## START Material provided

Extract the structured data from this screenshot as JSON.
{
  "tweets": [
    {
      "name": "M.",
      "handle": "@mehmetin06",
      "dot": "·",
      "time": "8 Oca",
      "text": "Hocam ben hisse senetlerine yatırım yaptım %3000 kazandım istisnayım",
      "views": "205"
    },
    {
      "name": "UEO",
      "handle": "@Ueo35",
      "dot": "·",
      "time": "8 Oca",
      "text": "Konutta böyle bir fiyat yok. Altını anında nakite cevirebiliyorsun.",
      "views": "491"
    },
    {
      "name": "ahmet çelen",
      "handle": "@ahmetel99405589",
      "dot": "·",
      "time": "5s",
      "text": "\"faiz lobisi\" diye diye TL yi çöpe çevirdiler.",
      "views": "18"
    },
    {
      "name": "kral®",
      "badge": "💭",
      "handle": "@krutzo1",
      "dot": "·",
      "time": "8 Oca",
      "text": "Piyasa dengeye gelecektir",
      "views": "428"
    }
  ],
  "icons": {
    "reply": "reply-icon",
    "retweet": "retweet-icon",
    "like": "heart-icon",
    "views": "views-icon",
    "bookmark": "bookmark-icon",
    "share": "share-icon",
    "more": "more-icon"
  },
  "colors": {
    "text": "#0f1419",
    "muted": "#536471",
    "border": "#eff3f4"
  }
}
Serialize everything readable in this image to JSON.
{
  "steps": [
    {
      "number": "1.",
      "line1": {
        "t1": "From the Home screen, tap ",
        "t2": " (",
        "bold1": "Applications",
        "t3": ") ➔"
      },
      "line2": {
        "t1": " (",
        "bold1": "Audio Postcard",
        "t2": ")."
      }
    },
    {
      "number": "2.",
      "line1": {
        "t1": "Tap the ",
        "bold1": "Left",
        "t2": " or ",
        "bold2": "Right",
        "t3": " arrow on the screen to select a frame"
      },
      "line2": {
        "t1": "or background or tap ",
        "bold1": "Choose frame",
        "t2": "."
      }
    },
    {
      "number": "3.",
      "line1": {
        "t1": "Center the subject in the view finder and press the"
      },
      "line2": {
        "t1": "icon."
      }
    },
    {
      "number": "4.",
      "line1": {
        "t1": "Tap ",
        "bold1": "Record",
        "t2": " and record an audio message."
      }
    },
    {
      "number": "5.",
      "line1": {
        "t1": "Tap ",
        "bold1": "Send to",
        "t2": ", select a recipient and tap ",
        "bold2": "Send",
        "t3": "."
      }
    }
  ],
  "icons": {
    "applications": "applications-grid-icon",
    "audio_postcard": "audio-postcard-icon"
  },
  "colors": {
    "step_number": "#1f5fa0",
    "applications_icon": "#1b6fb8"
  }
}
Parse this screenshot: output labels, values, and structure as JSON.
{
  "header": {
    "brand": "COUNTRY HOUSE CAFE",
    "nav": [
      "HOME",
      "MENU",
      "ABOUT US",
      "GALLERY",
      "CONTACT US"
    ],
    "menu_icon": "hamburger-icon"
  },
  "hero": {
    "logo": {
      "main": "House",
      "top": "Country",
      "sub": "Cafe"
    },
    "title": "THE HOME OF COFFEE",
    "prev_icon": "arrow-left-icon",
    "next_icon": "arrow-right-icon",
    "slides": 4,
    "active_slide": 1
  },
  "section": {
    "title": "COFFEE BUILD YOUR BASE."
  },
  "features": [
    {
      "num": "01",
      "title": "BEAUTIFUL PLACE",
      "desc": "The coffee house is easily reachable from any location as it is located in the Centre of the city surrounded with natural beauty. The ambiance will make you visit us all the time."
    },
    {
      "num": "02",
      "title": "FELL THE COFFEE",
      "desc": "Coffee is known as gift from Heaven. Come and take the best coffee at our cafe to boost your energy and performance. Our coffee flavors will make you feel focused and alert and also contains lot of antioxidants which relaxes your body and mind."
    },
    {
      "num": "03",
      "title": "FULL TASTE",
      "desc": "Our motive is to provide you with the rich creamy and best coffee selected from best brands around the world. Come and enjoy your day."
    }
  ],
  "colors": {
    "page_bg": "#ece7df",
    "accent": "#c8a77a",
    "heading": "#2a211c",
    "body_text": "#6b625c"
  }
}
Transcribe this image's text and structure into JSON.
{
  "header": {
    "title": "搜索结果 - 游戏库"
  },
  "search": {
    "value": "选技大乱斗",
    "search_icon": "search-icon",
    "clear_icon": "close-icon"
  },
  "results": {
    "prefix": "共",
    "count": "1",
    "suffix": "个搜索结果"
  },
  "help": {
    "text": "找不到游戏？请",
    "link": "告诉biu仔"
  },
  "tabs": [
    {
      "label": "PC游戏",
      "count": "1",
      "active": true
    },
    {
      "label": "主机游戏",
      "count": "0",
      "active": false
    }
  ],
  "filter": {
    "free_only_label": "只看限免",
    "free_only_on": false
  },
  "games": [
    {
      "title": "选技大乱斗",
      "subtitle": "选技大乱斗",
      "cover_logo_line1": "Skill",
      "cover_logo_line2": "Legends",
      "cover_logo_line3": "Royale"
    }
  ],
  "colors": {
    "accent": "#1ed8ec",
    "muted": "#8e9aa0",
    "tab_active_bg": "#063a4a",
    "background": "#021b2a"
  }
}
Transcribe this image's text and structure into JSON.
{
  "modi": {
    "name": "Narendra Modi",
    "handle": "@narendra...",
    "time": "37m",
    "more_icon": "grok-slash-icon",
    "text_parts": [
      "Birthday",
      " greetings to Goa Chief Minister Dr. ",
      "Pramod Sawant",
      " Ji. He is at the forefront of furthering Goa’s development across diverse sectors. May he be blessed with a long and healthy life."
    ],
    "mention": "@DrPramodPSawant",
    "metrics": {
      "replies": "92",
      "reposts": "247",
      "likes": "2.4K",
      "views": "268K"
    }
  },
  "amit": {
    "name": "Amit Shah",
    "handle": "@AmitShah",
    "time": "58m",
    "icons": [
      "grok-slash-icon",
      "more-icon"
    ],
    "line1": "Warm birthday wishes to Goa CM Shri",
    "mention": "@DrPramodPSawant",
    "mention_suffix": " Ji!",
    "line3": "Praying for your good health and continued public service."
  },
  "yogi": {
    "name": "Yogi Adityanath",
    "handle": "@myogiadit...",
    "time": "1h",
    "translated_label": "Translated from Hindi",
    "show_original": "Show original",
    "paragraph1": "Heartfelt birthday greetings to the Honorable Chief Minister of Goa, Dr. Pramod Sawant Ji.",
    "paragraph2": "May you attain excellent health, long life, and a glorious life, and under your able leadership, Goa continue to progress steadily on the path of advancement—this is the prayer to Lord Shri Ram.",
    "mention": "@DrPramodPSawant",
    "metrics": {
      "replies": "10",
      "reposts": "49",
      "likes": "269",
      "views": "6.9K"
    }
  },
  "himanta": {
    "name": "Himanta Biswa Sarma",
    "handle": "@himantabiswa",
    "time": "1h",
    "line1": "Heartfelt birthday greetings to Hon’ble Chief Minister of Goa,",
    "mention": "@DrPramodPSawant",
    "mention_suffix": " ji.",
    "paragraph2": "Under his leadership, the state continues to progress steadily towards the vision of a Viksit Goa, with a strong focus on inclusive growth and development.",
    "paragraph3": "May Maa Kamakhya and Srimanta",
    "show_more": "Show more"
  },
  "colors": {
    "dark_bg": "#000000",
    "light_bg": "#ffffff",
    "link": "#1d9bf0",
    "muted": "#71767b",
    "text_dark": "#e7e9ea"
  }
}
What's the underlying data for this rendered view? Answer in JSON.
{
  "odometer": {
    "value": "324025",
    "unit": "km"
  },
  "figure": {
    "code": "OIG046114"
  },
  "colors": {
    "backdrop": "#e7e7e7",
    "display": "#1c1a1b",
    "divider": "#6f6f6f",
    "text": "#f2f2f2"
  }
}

## END Material provided

State how many lines include the string "greetings". Give no other information.

Output
3